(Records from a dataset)
━━━━━━━━━━━━━━━━━━━━━━━━━━━━━━

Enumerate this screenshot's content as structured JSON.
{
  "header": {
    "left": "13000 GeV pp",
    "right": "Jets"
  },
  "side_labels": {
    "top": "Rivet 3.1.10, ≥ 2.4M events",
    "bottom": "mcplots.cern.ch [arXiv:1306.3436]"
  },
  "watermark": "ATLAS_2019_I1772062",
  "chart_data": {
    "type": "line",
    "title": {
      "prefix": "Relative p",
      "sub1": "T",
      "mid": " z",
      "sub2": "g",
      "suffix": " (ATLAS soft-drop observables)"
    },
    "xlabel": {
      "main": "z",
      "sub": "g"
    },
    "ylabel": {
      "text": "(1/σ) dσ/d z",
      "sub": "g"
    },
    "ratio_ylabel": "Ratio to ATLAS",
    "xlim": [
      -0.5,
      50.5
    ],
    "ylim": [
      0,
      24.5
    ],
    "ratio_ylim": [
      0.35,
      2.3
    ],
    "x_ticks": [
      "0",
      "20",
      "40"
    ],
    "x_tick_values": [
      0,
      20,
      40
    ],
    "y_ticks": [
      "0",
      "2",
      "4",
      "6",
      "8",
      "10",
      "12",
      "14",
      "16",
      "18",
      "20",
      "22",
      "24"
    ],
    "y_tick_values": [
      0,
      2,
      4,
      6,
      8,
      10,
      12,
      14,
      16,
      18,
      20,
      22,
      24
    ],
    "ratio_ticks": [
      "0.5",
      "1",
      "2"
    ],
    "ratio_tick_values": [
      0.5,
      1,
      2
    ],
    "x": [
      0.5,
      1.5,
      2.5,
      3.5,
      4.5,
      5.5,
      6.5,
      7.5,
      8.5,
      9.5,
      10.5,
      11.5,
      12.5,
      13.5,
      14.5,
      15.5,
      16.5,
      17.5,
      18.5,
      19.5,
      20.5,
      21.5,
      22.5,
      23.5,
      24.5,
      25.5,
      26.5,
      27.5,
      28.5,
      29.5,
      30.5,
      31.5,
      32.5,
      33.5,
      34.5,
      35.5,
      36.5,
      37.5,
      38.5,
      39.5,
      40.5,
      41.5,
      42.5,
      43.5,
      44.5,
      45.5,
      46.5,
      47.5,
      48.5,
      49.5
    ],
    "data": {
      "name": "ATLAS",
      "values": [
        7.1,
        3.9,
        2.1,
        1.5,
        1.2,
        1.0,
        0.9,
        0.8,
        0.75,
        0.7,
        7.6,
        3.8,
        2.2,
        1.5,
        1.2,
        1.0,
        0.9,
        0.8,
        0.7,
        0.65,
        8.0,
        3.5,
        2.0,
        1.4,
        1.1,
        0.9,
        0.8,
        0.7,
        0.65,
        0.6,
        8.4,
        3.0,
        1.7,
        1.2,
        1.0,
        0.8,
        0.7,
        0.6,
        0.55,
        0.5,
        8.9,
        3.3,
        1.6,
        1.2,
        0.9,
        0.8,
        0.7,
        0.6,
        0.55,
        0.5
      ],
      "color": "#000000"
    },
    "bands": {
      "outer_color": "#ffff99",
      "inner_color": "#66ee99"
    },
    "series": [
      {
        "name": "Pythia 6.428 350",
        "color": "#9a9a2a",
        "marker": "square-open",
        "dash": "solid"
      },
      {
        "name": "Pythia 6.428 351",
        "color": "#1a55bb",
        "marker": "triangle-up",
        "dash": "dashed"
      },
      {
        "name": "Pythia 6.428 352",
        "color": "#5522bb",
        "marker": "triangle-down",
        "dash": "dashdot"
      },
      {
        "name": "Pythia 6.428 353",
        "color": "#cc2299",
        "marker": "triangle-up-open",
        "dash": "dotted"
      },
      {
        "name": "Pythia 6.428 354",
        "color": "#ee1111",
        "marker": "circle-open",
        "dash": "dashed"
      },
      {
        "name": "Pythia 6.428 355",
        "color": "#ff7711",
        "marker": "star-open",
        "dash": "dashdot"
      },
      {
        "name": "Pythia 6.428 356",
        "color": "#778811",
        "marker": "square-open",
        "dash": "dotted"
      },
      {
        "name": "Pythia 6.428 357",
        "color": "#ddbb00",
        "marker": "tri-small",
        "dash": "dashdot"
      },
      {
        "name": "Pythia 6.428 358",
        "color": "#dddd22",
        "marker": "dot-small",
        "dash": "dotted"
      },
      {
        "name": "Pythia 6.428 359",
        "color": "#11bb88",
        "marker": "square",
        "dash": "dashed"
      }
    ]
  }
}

━━━━━━━━━━━━━━━━━━━━━━━━━━━━━━

SET EXERCISE:
Faithfully copy every entry, leaving nothing out.

ANSWER BELOW:
Enumerate this screenshot's content as structured JSON.
{
  "header": {
    "left": "13000 GeV pp",
    "right": "Jets"
  },
  "side_labels": {
    "top": "Rivet 3.1.10, ≥ 2.4M events",
    "bottom": "mcplots.cern.ch [arXiv:1306.3436]"
  },
  "watermark": "ATLAS_2019_I1772062",
  "chart_data": {
    "type": "line",
    "title": {
      "prefix": "Relative p",
      "sub1": "T",
      "mid": " z",
      "sub2": "g",
      "suffix": " (ATLAS soft-drop observables)"
    },
    "xlabel": {
      "main": "z",
      "sub": "g"
    },
    "ylabel": {
      "text": "(1/σ) dσ/d z",
      "sub": "g"
    },
    "ratio_ylabel": "Ratio to ATLAS",
    "xlim": [
      -0.5,
      50.5
    ],
    "ylim": [
      0,
      24.5
    ],
    "ratio_ylim": [
      0.35,
      2.3
    ],
    "x_ticks": [
      "0",
      "20",
      "40"
    ],
    "x_tick_values": [
      0,
      20,
      40
    ],
    "y_ticks": [
      "0",
      "2",
      "4",
      "6",
      "8",
      "10",
      "12",
      "14",
      "16",
      "18",
      "20",
      "22",
      "24"
    ],
    "y_tick_values": [
      0,
      2,
      4,
      6,
      8,
      10,
      12,
      14,
      16,
      18,
      20,
      22,
      24
    ],
    "ratio_ticks": [
      "0.5",
      "1",
      "2"
    ],
    "ratio_tick_values": [
      0.5,
      1,
      2
    ],
    "x": [
      0.5,
      1.5,
      2.5,
      3.5,
      4.5,
      5.5,
      6.5,
      7.5,
      8.5,
      9.5,
      10.5,
      11.5,
      12.5,
      13.5,
      14.5,
      15.5,
      16.5,
      17.5,
      18.5,
      19.5,
      20.5,
      21.5,
      22.5,
      23.5,
      24.5,
      25.5,
      26.5,
      27.5,
      28.5,
      29.5,
      30.5,
      31.5,
      32.5,
      33.5,
      34.5,
      35.5,
      36.5,
      37.5,
      38.5,
      39.5,
      40.5,
      41.5,
      42.5,
      43.5,
      44.5,
      45.5,
      46.5,
      47.5,
      48.5,
      49.5
    ],
    "data": {
      "name": "ATLAS",
      "values": [
        7.1,
        3.9,
        2.1,
        1.5,
        1.2,
        1.0,
        0.9,
        0.8,
        0.75,
        0.7,
        7.6,
        3.8,
        2.2,
        1.5,
        1.2,
        1.0,
        0.9,
        0.8,
        0.7,
        0.65,
        8.0,
        3.5,
        2.0,
        1.4,
        1.1,
        0.9,
        0.8,
        0.7,
        0.65,
        0.6,
        8.4,
        3.0,
        1.7,
        1.2,
        1.0,
        0.8,
        0.7,
        0.6,
        0.55,
        0.5,
        8.9,
        3.3,
        1.6,
        1.2,
        0.9,
        0.8,
        0.7,
        0.6,
        0.55,
        0.5
      ],
      "color": "#000000"
    },
    "bands": {
      "outer_color": "#ffff99",
      "inner_color": "#66ee99"
    },
    "series": [
      {
        "name": "Pythia 6.428 350",
        "color": "#9a9a2a",
        "marker": "square-open",
        "dash": "solid"
      },
      {
        "name": "Pythia 6.428 351",
        "color": "#1a55bb",
        "marker": "triangle-up",
        "dash": "dashed"
      },
      {
        "name": "Pythia 6.428 352",
        "color": "#5522bb",
        "marker": "triangle-down",
        "dash": "dashdot"
      },
      {
        "name": "Pythia 6.428 353",
        "color": "#cc2299",
        "marker": "triangle-up-open",
        "dash": "dotted"
      },
      {
        "name": "Pythia 6.428 354",
        "color": "#ee1111",
        "marker": "circle-open",
        "dash": "dashed"
      },
      {
        "name": "Pythia 6.428 355",
        "color": "#ff7711",
        "marker": "star-open",
        "dash": "dashdot"
      },
      {
        "name": "Pythia 6.428 356",
        "color": "#778811",
        "marker": "square-open",
        "dash": "dotted"
      },
      {
        "name": "Pythia 6.428 357",
        "color": "#ddbb00",
        "marker": "tri-small",
        "dash": "dashdot"
      },
      {
        "name": "Pythia 6.428 358",
        "color": "#dddd22",
        "marker": "dot-small",
        "dash": "dotted"
      },
      {
        "name": "Pythia 6.428 359",
        "color": "#11bb88",
        "marker": "square",
        "dash": "dashed"
      }
    ]
  }
}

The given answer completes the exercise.